Directions for this task | Restate the records below word for word, and omit the images they hold.

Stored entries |
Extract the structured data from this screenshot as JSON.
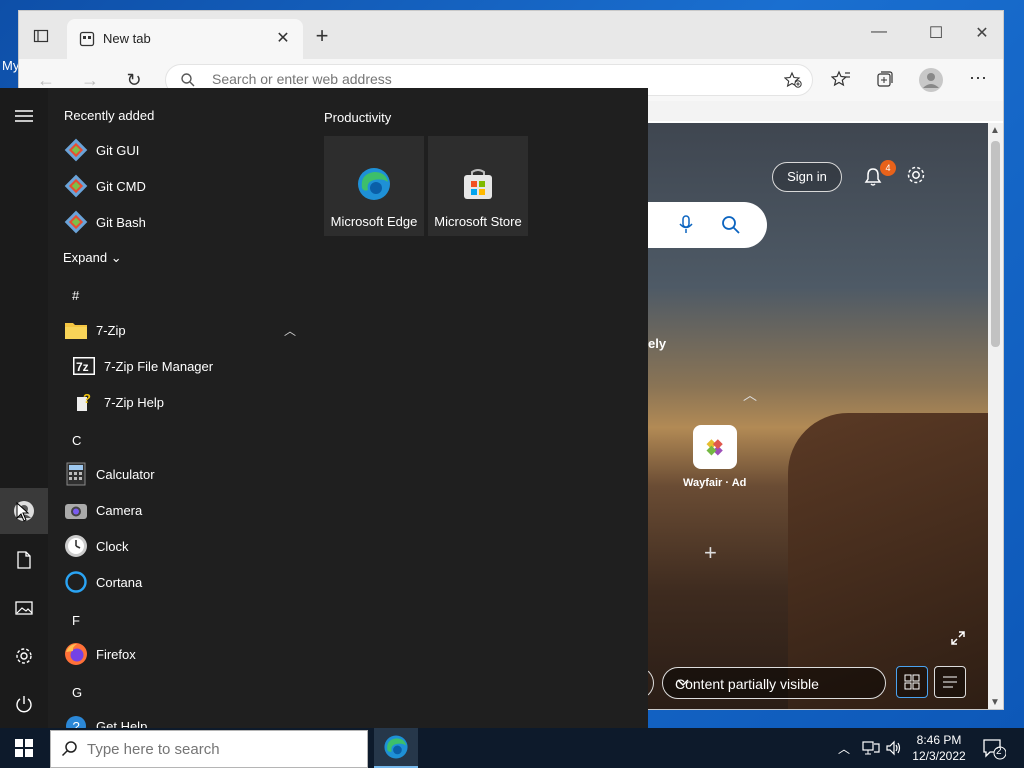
{
  "desktop": {
    "label": "My"
  },
  "browser": {
    "tab": {
      "title": "New tab",
      "close": "✕"
    },
    "new_tab": "+",
    "window": {
      "minimize": "—",
      "maximize": "☐",
      "close": "✕"
    },
    "address": {
      "placeholder": "Search or enter web address"
    },
    "more": "⋯"
  },
  "newtab_page": {
    "signin": "Sign in",
    "notification_count": "4",
    "partial_text": "ely",
    "shortcut": {
      "label": "Wayfair · Ad"
    },
    "content_dropdown": "Content partially visible"
  },
  "start_menu": {
    "recently_added_title": "Recently added",
    "recently_added": [
      {
        "label": "Git GUI"
      },
      {
        "label": "Git CMD"
      },
      {
        "label": "Git Bash"
      }
    ],
    "expand_label": "Expand",
    "letters": {
      "hash": "#",
      "c": "C",
      "f": "F",
      "g": "G"
    },
    "apps": {
      "sevenzip": "7-Zip",
      "sevenzip_fm": "7-Zip File Manager",
      "sevenzip_help": "7-Zip Help",
      "calculator": "Calculator",
      "camera": "Camera",
      "clock": "Clock",
      "cortana": "Cortana",
      "firefox": "Firefox",
      "gethelp": "Get Help"
    },
    "tiles_title": "Productivity",
    "tiles": [
      {
        "label": "Microsoft Edge"
      },
      {
        "label": "Microsoft Store"
      }
    ]
  },
  "taskbar": {
    "search_placeholder": "Type here to search",
    "time": "8:46 PM",
    "date": "12/3/2022",
    "notification_count": "2"
  },
  "colors": {
    "accent": "#0078d4",
    "edge_blue": "#1e90d6",
    "edge_green": "#3dbf6a",
    "badge": "#e8621a"
  }
}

Task solution |
Extract the structured data from this screenshot as JSON.
{
  "desktop": {
    "label": "My"
  },
  "browser": {
    "tab": {
      "title": "New tab",
      "close": "✕"
    },
    "new_tab": "+",
    "window": {
      "minimize": "—",
      "maximize": "☐",
      "close": "✕"
    },
    "address": {
      "placeholder": "Search or enter web address"
    },
    "more": "⋯"
  },
  "newtab_page": {
    "signin": "Sign in",
    "notification_count": "4",
    "partial_text": "ely",
    "shortcut": {
      "label": "Wayfair · Ad"
    },
    "content_dropdown": "Content partially visible"
  },
  "start_menu": {
    "recently_added_title": "Recently added",
    "recently_added": [
      {
        "label": "Git GUI"
      },
      {
        "label": "Git CMD"
      },
      {
        "label": "Git Bash"
      }
    ],
    "expand_label": "Expand",
    "letters": {
      "hash": "#",
      "c": "C",
      "f": "F",
      "g": "G"
    },
    "apps": {
      "sevenzip": "7-Zip",
      "sevenzip_fm": "7-Zip File Manager",
      "sevenzip_help": "7-Zip Help",
      "calculator": "Calculator",
      "camera": "Camera",
      "clock": "Clock",
      "cortana": "Cortana",
      "firefox": "Firefox",
      "gethelp": "Get Help"
    },
    "tiles_title": "Productivity",
    "tiles": [
      {
        "label": "Microsoft Edge"
      },
      {
        "label": "Microsoft Store"
      }
    ]
  },
  "taskbar": {
    "search_placeholder": "Type here to search",
    "time": "8:46 PM",
    "date": "12/3/2022",
    "notification_count": "2"
  },
  "colors": {
    "accent": "#0078d4",
    "edge_blue": "#1e90d6",
    "edge_green": "#3dbf6a",
    "badge": "#e8621a"
  }
}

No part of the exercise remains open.